▶ **Task prompt**
Search the data below for the string "déficit". Extract every line that contains it.

▶ **Records for this exercise**
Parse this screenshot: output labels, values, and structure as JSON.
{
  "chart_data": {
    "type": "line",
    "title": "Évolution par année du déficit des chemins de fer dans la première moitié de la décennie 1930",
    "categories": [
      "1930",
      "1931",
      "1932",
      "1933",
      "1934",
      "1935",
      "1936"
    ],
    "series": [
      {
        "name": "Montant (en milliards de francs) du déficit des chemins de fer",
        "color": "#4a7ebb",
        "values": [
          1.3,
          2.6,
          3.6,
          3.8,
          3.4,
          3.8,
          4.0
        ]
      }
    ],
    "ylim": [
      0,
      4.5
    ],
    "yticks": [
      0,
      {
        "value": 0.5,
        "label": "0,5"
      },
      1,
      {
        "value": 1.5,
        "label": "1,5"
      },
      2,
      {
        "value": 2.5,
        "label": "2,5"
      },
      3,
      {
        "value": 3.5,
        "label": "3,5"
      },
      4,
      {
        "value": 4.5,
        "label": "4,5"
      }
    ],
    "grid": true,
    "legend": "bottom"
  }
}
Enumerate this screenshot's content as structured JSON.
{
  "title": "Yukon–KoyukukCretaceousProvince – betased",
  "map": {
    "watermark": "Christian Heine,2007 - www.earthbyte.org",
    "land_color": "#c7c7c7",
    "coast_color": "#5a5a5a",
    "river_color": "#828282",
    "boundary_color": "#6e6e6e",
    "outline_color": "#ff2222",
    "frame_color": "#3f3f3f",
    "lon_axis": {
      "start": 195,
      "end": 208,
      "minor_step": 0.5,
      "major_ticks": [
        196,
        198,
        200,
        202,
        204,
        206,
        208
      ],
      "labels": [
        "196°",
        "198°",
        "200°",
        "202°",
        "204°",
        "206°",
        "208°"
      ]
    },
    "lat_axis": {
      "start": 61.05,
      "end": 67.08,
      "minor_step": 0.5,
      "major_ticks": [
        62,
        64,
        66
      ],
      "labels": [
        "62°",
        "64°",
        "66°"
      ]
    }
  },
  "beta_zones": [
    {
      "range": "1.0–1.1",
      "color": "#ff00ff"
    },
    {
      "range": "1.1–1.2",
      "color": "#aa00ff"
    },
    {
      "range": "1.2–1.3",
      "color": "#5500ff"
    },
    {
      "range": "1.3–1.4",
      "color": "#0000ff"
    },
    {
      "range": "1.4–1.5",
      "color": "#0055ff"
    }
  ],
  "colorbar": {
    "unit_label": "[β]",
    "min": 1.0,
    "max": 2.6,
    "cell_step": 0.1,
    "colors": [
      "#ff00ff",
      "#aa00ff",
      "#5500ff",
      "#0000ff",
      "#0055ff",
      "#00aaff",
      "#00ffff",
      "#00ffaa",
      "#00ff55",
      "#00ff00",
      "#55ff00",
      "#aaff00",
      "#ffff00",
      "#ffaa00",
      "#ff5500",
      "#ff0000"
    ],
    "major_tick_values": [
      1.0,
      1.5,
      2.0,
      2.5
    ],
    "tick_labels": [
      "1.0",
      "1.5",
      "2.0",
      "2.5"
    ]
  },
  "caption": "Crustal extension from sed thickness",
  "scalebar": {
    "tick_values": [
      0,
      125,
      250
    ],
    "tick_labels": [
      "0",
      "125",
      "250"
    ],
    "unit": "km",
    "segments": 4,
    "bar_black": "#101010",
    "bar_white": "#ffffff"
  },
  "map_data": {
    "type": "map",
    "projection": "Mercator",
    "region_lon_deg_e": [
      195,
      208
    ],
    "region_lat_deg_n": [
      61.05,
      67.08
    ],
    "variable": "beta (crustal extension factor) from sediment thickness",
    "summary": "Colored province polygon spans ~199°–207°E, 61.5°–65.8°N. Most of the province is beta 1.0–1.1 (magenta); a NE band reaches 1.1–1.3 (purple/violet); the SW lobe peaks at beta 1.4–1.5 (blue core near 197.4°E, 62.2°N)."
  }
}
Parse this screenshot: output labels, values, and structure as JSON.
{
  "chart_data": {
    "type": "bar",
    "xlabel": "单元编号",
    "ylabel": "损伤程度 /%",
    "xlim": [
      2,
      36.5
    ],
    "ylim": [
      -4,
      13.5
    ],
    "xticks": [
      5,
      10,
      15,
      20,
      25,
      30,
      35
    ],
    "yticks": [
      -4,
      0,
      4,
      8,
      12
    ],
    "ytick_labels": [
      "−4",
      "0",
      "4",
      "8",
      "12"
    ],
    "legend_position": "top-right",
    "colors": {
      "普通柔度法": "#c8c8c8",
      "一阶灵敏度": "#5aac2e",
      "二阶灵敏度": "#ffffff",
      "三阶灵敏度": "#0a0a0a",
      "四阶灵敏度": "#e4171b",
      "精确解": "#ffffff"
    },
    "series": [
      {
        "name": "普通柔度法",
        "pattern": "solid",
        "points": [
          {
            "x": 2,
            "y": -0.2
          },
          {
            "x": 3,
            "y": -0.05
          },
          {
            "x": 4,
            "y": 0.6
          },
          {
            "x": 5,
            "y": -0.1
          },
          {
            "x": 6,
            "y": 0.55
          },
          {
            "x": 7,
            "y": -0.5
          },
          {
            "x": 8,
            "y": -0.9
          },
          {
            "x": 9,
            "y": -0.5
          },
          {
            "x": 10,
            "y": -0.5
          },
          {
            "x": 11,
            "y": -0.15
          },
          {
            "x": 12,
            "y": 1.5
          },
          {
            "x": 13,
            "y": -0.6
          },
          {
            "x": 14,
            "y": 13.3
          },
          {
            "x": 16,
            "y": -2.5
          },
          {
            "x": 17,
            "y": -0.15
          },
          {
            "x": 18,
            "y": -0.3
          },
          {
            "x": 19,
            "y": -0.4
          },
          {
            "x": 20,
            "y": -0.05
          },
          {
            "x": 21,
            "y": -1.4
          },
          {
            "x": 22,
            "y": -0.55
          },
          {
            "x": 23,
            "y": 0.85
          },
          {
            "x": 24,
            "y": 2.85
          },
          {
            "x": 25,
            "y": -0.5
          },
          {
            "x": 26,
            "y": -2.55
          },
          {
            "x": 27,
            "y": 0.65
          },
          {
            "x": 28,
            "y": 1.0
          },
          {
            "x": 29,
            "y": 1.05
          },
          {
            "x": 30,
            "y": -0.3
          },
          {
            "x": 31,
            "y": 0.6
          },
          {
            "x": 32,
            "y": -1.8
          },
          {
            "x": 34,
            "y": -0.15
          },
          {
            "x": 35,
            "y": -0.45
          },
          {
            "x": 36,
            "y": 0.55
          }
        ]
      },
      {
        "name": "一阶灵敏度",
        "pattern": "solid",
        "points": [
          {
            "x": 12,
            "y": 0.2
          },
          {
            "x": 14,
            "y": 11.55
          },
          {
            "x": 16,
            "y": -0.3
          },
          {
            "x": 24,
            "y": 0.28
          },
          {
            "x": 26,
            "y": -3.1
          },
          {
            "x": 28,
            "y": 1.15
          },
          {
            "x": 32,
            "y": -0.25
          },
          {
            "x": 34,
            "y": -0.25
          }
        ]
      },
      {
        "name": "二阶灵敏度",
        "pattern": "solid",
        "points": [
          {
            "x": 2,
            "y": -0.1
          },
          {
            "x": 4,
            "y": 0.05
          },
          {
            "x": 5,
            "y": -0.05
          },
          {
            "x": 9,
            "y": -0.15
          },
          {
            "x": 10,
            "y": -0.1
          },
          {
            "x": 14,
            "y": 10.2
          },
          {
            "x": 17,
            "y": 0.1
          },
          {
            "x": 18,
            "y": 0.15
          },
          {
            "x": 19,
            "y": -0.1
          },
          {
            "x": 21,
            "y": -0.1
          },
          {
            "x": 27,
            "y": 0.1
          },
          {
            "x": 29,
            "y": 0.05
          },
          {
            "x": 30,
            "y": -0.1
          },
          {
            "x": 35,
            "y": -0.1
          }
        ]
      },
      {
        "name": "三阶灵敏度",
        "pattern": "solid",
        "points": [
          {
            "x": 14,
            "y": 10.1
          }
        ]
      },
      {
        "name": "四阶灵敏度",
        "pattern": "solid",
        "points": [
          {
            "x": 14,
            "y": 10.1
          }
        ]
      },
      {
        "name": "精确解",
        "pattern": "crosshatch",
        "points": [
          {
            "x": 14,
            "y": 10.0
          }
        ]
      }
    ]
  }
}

▶ **Written answer**
    "title": "Évolution par année du déficit des chemins de fer dans la première moitié de la décennie 1930",
        "name": "Montant (en milliards de francs) du déficit des chemins de fer",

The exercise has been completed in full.